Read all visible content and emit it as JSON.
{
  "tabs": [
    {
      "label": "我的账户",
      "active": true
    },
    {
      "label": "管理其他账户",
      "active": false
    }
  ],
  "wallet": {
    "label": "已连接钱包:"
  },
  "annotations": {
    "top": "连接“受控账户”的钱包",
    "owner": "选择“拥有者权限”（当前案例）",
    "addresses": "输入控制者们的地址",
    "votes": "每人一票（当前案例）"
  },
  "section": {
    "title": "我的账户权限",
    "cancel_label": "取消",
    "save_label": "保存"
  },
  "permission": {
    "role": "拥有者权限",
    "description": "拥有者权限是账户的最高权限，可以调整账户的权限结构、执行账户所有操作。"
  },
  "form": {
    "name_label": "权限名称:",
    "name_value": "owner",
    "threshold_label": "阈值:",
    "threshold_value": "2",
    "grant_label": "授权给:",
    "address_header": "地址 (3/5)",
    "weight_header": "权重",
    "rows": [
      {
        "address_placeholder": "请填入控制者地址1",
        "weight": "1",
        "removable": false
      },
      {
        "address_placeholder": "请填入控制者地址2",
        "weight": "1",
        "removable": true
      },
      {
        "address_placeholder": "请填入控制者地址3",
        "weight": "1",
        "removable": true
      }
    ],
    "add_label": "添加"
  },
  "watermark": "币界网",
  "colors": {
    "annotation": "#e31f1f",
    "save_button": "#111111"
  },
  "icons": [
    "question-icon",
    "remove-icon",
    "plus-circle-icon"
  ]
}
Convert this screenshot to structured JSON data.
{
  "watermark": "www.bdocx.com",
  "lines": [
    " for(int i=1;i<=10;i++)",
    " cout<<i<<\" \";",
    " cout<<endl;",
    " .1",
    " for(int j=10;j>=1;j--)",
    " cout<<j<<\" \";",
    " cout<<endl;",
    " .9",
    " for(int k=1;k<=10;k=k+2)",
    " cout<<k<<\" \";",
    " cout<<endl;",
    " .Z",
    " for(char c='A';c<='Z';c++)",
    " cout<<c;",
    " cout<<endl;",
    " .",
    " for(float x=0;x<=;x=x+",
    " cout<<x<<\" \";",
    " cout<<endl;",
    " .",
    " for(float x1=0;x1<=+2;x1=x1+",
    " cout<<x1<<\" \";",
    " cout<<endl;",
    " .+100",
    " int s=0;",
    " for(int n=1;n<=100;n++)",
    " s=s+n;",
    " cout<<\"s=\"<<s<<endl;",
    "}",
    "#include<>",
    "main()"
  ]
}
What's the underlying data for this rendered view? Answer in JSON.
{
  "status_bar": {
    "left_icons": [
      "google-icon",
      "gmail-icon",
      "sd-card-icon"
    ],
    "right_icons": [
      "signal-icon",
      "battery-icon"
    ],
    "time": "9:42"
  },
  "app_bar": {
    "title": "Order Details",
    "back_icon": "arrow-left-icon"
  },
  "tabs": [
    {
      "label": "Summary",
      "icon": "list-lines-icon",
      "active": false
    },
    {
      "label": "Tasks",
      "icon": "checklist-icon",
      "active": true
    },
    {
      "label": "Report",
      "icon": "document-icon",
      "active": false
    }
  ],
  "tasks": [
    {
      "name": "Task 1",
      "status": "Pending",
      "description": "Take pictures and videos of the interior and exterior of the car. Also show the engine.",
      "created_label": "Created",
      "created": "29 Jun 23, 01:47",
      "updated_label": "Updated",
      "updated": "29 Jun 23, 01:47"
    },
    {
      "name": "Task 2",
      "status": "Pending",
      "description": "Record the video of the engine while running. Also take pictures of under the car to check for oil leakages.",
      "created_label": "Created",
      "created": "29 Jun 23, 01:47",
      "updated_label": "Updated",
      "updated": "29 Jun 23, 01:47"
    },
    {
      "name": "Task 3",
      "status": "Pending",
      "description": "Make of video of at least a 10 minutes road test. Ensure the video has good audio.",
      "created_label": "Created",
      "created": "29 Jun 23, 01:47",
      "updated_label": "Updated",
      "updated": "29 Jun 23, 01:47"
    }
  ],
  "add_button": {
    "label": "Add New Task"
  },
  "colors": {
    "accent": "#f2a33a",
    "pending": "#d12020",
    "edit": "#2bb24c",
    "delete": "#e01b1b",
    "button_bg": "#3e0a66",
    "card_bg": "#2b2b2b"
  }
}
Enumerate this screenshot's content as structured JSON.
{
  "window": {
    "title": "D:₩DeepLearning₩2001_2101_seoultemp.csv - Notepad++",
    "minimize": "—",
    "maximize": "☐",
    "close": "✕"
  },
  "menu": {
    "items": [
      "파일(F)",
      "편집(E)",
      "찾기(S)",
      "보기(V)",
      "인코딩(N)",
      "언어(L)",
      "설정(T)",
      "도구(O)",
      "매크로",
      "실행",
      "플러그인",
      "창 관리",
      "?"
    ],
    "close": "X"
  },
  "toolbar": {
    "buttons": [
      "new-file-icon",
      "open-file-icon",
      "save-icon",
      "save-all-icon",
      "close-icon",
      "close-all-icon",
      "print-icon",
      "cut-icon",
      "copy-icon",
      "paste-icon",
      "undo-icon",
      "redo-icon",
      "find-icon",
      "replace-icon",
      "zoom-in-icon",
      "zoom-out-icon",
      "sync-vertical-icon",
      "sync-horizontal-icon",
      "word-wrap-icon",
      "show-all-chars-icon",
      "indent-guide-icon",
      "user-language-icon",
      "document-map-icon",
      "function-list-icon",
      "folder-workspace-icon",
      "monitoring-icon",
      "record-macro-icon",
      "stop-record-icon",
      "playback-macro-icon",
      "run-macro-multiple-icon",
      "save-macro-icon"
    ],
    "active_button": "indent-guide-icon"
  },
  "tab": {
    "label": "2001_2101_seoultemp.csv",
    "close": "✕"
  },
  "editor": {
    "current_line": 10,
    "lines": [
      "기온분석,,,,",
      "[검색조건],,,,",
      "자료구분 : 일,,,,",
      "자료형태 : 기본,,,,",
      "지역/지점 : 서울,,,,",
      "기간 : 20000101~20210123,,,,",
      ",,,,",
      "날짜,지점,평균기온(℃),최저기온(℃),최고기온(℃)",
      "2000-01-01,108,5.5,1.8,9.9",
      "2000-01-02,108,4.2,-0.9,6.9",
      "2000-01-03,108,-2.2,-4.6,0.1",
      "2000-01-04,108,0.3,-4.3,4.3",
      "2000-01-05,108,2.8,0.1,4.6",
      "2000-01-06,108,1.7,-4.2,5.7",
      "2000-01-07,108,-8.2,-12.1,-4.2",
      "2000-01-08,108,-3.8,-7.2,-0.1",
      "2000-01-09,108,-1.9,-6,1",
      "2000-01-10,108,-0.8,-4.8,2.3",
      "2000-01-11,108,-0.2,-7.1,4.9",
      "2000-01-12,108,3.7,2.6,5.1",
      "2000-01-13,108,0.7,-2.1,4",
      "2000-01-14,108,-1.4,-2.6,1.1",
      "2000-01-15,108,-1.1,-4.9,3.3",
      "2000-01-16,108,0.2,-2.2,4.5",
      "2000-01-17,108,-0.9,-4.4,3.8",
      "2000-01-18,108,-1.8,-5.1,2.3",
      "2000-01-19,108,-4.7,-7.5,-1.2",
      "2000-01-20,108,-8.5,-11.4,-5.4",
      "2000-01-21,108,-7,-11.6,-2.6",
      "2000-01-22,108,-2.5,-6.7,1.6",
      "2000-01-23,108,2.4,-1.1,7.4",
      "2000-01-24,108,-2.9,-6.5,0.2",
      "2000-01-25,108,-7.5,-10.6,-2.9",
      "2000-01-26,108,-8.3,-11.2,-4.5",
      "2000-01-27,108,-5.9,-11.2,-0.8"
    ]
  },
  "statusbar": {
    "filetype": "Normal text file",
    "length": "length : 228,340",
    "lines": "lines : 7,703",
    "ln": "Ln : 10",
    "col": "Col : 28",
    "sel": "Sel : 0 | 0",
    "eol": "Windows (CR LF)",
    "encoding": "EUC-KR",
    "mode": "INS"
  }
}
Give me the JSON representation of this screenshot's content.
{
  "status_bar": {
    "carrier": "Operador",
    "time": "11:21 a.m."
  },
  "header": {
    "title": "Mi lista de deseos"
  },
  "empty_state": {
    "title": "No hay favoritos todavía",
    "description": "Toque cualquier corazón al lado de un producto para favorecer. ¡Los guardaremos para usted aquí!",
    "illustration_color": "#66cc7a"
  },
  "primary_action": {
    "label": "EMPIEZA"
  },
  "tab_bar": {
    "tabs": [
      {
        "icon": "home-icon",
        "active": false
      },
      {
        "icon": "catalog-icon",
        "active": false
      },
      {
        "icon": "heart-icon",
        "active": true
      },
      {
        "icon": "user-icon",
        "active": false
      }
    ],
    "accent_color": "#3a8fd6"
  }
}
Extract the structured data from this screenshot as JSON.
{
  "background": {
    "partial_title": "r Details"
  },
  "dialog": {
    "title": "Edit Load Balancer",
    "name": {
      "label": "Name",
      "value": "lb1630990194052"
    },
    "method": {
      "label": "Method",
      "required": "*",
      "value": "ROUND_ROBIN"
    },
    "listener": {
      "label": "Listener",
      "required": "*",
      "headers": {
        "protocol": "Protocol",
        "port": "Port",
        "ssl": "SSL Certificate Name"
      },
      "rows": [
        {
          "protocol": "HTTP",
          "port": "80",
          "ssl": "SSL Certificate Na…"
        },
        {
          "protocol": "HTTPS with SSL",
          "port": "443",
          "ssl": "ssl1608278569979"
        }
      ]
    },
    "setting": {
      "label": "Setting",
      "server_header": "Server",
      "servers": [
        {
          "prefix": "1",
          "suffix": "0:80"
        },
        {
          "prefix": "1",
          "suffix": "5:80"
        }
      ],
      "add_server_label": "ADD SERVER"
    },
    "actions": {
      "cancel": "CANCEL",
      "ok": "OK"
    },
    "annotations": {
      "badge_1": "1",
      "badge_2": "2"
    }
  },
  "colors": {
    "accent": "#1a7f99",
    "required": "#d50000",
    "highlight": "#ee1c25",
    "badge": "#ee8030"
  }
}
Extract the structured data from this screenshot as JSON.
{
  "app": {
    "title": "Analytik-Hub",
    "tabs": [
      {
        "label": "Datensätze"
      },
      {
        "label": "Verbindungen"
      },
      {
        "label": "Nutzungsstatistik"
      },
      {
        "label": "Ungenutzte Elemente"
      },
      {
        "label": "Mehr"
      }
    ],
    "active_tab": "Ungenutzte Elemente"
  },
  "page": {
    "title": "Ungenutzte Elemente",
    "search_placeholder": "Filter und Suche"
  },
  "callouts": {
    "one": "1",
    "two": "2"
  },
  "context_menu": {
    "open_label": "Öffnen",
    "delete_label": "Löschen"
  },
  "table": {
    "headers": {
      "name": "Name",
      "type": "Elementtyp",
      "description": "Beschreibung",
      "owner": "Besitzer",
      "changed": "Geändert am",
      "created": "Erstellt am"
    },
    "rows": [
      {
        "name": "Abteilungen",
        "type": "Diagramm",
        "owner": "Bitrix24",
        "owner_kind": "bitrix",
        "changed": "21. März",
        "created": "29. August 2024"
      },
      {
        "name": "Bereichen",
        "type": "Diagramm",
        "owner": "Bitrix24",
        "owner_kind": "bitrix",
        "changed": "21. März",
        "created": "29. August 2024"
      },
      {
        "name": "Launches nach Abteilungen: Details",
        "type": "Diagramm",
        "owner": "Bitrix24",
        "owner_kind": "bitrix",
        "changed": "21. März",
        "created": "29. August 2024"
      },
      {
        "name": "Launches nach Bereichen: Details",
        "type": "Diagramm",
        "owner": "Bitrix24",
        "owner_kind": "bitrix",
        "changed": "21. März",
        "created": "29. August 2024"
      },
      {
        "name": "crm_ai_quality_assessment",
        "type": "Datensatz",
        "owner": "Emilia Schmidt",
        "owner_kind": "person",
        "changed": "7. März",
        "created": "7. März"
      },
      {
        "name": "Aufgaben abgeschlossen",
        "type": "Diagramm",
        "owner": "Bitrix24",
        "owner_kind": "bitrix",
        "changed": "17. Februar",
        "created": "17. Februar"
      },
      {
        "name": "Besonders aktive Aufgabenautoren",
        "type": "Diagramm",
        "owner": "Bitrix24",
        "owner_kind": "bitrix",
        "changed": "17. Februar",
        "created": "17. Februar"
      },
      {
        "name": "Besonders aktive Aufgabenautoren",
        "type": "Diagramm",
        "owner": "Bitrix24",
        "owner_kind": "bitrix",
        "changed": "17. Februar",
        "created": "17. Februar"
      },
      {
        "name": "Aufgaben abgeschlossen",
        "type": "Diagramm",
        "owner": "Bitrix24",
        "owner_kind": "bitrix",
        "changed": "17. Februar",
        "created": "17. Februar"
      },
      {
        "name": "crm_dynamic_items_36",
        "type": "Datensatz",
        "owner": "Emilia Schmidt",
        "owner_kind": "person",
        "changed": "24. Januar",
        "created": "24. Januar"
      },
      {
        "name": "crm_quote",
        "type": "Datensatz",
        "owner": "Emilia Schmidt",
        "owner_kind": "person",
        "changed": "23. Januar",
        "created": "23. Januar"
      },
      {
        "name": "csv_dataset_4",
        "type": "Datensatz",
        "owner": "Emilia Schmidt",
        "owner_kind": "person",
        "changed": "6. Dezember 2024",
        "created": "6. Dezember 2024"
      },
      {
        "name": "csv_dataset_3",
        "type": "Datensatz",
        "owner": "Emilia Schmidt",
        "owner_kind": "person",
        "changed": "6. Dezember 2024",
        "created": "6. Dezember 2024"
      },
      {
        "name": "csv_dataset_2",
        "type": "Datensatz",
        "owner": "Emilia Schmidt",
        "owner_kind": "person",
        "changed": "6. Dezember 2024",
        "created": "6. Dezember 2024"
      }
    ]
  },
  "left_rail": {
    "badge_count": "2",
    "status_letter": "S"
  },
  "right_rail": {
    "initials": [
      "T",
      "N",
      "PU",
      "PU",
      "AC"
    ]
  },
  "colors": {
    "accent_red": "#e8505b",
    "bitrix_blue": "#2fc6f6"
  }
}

■ PROBLEM ■
Return each line that includes "Details".

■ WRITTEN ANSWER ■
    "title": "Order Details",
    "partial_title": "r Details"
        "name": "Launches nach Abteilungen: Details",
        "name": "Launches nach Bereichen: Details",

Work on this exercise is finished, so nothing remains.